## Task prompt:
Wherever the word "SHOP" appears in a line, copy that line.

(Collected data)
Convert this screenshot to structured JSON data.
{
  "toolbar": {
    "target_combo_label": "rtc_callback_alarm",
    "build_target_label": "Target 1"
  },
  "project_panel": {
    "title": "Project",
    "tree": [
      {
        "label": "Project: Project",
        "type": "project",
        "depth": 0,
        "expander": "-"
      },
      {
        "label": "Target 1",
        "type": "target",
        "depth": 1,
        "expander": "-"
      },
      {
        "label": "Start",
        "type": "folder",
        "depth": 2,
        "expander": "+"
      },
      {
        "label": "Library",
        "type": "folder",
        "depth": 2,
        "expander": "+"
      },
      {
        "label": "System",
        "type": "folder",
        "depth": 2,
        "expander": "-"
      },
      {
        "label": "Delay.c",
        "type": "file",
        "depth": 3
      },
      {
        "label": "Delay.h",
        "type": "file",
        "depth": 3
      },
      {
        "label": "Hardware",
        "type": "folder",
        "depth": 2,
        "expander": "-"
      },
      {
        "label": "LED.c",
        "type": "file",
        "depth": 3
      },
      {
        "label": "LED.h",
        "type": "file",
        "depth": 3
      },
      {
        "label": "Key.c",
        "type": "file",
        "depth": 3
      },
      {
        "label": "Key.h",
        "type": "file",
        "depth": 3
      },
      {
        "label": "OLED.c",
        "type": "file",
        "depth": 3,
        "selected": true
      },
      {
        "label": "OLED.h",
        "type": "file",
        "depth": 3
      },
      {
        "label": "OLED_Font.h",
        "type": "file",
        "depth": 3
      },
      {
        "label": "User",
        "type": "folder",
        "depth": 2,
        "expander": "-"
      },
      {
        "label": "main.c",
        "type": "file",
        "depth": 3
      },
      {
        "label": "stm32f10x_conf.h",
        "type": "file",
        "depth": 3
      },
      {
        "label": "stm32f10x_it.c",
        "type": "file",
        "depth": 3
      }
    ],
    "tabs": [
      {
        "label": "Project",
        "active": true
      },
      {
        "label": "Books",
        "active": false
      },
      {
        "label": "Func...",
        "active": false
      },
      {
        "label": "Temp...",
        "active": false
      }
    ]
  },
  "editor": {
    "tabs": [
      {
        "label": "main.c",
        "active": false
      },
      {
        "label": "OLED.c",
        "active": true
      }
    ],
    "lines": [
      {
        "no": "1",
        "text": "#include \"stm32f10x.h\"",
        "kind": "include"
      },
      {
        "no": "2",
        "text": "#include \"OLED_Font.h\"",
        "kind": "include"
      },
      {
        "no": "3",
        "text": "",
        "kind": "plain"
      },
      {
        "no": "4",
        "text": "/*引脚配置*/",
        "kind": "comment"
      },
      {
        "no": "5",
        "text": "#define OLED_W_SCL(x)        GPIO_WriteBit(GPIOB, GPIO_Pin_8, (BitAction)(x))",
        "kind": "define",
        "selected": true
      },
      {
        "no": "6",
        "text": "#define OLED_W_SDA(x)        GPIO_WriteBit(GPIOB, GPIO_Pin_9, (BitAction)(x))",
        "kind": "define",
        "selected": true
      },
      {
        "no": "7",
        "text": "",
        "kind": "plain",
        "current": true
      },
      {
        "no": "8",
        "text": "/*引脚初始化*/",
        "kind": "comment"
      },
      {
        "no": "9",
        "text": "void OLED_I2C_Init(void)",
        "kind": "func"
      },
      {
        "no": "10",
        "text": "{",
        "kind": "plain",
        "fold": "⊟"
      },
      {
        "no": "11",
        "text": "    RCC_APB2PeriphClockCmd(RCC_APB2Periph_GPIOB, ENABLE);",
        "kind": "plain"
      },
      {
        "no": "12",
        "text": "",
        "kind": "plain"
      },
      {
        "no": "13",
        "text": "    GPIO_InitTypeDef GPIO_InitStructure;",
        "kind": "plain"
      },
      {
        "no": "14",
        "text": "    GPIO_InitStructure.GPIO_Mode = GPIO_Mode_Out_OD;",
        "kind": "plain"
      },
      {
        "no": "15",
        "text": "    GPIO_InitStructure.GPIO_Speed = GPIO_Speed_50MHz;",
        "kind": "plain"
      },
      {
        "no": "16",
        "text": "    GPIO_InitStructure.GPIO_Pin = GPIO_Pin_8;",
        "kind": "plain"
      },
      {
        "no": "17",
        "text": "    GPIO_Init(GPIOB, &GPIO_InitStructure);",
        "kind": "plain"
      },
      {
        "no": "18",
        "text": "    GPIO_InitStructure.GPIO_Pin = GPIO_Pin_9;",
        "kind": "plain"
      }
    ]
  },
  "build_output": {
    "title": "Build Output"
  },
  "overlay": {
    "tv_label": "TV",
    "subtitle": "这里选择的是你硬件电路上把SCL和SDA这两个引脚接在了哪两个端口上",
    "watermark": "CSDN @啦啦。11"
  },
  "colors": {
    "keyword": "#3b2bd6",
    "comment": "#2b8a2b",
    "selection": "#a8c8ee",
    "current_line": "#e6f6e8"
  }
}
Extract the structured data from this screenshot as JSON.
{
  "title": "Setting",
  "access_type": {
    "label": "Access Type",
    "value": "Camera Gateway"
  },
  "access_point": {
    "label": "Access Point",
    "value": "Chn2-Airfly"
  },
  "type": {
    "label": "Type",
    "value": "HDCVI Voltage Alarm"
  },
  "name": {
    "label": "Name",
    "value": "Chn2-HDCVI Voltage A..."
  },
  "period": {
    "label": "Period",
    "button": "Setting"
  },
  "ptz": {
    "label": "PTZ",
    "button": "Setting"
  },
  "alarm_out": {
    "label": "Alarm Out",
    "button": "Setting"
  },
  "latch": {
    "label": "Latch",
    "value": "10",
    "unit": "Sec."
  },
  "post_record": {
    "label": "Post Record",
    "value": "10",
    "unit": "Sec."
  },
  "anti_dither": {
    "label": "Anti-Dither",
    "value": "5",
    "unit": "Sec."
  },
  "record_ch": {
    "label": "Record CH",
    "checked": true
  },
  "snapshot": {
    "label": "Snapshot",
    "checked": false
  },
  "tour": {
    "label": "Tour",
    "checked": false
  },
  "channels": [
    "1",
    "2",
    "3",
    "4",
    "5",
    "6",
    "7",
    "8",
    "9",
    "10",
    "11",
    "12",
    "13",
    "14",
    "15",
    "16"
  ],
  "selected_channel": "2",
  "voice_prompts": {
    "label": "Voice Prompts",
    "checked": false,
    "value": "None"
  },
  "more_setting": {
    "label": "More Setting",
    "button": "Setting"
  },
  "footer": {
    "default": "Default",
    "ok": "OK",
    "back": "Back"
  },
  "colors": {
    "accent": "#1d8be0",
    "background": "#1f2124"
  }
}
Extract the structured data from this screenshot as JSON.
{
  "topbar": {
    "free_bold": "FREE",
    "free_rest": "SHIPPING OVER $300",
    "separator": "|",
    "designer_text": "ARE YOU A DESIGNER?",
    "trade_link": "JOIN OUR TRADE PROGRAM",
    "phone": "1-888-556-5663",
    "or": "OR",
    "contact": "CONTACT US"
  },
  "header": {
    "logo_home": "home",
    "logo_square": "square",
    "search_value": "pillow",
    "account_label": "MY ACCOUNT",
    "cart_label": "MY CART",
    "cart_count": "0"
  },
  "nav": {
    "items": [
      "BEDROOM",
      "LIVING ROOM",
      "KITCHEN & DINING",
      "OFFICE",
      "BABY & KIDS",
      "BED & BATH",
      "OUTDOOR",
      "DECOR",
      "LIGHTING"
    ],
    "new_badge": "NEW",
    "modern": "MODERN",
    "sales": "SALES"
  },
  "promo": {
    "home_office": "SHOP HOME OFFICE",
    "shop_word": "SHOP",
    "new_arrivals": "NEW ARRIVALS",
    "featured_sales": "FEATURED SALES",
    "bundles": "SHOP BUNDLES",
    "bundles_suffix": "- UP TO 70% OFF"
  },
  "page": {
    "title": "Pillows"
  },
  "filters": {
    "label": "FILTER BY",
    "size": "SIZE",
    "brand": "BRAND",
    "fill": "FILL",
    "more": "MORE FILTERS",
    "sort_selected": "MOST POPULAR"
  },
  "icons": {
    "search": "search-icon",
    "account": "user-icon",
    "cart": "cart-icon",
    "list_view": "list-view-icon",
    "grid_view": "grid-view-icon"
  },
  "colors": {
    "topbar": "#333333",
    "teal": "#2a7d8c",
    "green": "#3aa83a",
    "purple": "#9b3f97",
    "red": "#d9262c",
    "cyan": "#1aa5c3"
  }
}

## Task output:
    "home_office": "SHOP HOME OFFICE",
    "shop_word": "SHOP",
    "bundles": "SHOP BUNDLES",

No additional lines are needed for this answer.